** Begin **
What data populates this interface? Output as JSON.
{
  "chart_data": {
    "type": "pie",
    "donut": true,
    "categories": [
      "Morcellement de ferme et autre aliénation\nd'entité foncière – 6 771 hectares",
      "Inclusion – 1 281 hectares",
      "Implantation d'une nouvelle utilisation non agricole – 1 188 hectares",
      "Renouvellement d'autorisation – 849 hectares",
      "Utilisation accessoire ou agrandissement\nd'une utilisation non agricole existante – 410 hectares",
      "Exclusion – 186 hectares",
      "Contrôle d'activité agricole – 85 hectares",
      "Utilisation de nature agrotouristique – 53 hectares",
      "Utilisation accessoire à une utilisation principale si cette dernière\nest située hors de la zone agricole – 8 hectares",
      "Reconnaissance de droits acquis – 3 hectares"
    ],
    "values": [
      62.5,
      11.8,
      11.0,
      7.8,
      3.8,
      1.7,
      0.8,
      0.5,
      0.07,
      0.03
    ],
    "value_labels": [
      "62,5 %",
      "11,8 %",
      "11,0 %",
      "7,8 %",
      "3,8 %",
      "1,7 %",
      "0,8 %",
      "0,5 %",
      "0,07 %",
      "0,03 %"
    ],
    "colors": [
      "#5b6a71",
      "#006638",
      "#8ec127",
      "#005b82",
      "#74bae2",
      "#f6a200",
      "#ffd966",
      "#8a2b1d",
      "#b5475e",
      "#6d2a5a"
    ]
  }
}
** End **
Write out the complete set of records exactly as given.

Task output:
What data populates this interface? Output as JSON.
{
  "chart_data": {
    "type": "pie",
    "donut": true,
    "categories": [
      "Morcellement de ferme et autre aliénation\nd'entité foncière – 6 771 hectares",
      "Inclusion – 1 281 hectares",
      "Implantation d'une nouvelle utilisation non agricole – 1 188 hectares",
      "Renouvellement d'autorisation – 849 hectares",
      "Utilisation accessoire ou agrandissement\nd'une utilisation non agricole existante – 410 hectares",
      "Exclusion – 186 hectares",
      "Contrôle d'activité agricole – 85 hectares",
      "Utilisation de nature agrotouristique – 53 hectares",
      "Utilisation accessoire à une utilisation principale si cette dernière\nest située hors de la zone agricole – 8 hectares",
      "Reconnaissance de droits acquis – 3 hectares"
    ],
    "values": [
      62.5,
      11.8,
      11.0,
      7.8,
      3.8,
      1.7,
      0.8,
      0.5,
      0.07,
      0.03
    ],
    "value_labels": [
      "62,5 %",
      "11,8 %",
      "11,0 %",
      "7,8 %",
      "3,8 %",
      "1,7 %",
      "0,8 %",
      "0,5 %",
      "0,07 %",
      "0,03 %"
    ],
    "colors": [
      "#5b6a71",
      "#006638",
      "#8ec127",
      "#005b82",
      "#74bae2",
      "#f6a200",
      "#ffd966",
      "#8a2b1d",
      "#b5475e",
      "#6d2a5a"
    ]
  }
}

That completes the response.